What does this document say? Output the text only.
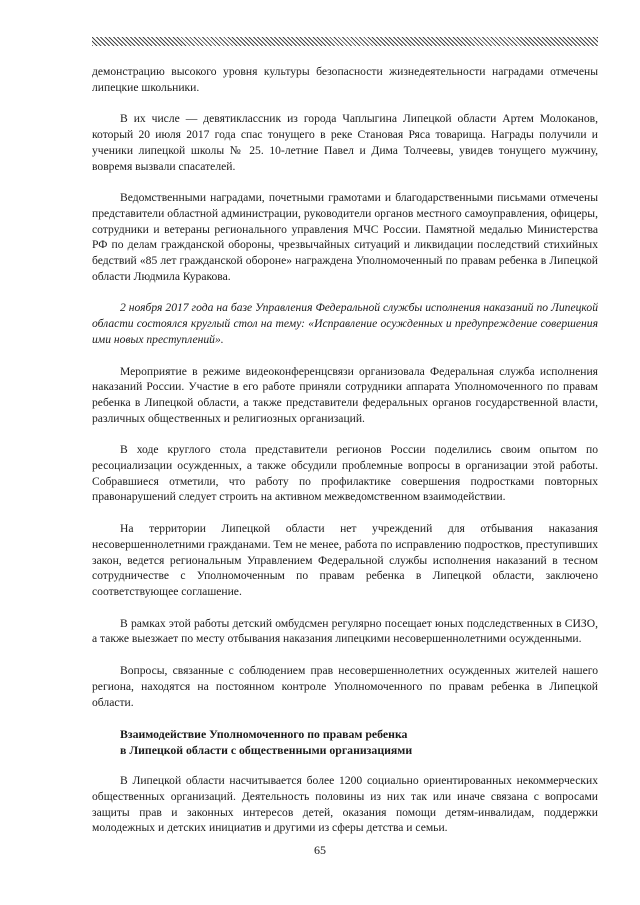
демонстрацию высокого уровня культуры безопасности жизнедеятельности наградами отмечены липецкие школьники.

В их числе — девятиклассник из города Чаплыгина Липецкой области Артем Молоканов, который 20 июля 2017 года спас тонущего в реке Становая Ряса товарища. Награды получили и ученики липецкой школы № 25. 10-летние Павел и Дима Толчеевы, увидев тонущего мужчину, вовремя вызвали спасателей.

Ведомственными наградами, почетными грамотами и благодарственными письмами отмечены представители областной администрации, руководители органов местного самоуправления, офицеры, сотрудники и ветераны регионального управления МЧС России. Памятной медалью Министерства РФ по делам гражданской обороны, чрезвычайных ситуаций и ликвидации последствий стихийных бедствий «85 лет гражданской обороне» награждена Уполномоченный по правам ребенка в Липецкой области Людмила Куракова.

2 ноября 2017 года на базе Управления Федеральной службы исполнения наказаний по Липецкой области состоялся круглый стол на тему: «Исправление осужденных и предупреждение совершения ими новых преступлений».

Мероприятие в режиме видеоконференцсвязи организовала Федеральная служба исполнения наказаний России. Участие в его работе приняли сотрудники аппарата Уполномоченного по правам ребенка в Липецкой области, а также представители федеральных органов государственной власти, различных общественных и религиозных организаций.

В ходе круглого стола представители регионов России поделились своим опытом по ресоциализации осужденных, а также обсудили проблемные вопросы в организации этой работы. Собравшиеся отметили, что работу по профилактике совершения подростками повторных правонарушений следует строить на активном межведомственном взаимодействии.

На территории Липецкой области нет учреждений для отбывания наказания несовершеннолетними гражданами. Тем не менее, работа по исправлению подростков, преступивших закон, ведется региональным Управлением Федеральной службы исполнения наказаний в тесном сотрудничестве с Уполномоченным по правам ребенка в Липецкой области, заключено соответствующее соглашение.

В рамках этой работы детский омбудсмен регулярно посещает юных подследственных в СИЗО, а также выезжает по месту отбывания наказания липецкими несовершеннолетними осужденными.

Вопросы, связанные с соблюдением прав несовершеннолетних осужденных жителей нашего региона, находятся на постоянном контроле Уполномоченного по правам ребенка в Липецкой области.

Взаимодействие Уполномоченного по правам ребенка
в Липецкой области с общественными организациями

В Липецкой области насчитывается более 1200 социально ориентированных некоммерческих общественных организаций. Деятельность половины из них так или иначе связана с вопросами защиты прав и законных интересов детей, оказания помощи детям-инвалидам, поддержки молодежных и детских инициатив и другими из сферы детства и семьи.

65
________________
(Directive) Copy out all of the material exactly as written, without its pictures.

(Result)
What does this document say? Output the text only.
демонстрацию высокого уровня культуры безопасности жизнедеятельности наградами отмечены липецкие школьники.

В их числе — девятиклассник из города Чаплыгина Липецкой области Артем Молоканов, который 20 июля 2017 года спас тонущего в реке Становая Ряса товарища. Награды получили и ученики липецкой школы № 25. 10-летние Павел и Дима Толчеевы, увидев тонущего мужчину, вовремя вызвали спасателей.

Ведомственными наградами, почетными грамотами и благодарственными письмами отмечены представители областной администрации, руководители органов местного самоуправления, офицеры, сотрудники и ветераны регионального управления МЧС России. Памятной медалью Министерства РФ по делам гражданской обороны, чрезвычайных ситуаций и ликвидации последствий стихийных бедствий «85 лет гражданской обороне» награждена Уполномоченный по правам ребенка в Липецкой области Людмила Куракова.

2 ноября 2017 года на базе Управления Федеральной службы исполнения наказаний по Липецкой области состоялся круглый стол на тему: «Исправление осужденных и предупреждение совершения ими новых преступлений».

Мероприятие в режиме видеоконференцсвязи организовала Федеральная служба исполнения наказаний России. Участие в его работе приняли сотрудники аппарата Уполномоченного по правам ребенка в Липецкой области, а также представители федеральных органов государственной власти, различных общественных и религиозных организаций.

В ходе круглого стола представители регионов России поделились своим опытом по ресоциализации осужденных, а также обсудили проблемные вопросы в организации этой работы. Собравшиеся отметили, что работу по профилактике совершения подростками повторных правонарушений следует строить на активном межведомственном взаимодействии.

На территории Липецкой области нет учреждений для отбывания наказания несовершеннолетними гражданами. Тем не менее, работа по исправлению подростков, преступивших закон, ведется региональным Управлением Федеральной службы исполнения наказаний в тесном сотрудничестве с Уполномоченным по правам ребенка в Липецкой области, заключено соответствующее соглашение.

В рамках этой работы детский омбудсмен регулярно посещает юных подследственных в СИЗО, а также выезжает по месту отбывания наказания липецкими несовершеннолетними осужденными.

Вопросы, связанные с соблюдением прав несовершеннолетних осужденных жителей нашего региона, находятся на постоянном контроле Уполномоченного по правам ребенка в Липецкой области.

Взаимодействие Уполномоченного по правам ребенка
в Липецкой области с общественными организациями

В Липецкой области насчитывается более 1200 социально ориентированных некоммерческих общественных организаций. Деятельность половины из них так или иначе связана с вопросами защиты прав и законных интересов детей, оказания помощи детям-инвалидам, поддержки молодежных и детских инициатив и другими из сферы детства и семьи.

65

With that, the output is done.